Records from a data source:

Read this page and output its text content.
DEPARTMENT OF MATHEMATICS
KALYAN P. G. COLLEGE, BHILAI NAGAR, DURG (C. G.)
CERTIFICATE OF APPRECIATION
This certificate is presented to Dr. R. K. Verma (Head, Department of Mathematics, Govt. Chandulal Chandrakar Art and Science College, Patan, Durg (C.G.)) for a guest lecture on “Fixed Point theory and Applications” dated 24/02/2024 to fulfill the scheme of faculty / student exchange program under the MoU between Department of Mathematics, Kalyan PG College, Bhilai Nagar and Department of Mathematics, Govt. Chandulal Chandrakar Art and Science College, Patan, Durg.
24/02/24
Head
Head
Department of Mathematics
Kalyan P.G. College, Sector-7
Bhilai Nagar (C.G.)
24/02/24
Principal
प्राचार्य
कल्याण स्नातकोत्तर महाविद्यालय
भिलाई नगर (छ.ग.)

**What to produce**
Extract each line of the listing above, copying it word for word.

**Complete answer**
Read this page and output its text content.
DEPARTMENT OF MATHEMATICS
KALYAN P. G. COLLEGE, BHILAI NAGAR, DURG (C. G.)
CERTIFICATE OF APPRECIATION
This certificate is presented to Dr. R. K. Verma (Head, Department of Mathematics, Govt. Chandulal Chandrakar Art and Science College, Patan, Durg (C.G.)) for a guest lecture on “Fixed Point theory and Applications” dated 24/02/2024 to fulfill the scheme of faculty / student exchange program under the MoU between Department of Mathematics, Kalyan PG College, Bhilai Nagar and Department of Mathematics, Govt. Chandulal Chandrakar Art and Science College, Patan, Durg.
24/02/24
Head
Head
Department of Mathematics
Kalyan P.G. College, Sector-7
Bhilai Nagar (C.G.)
24/02/24
Principal
प्राचार्य
कल्याण स्नातकोत्तर महाविद्यालय
भिलाई नगर (छ.ग.)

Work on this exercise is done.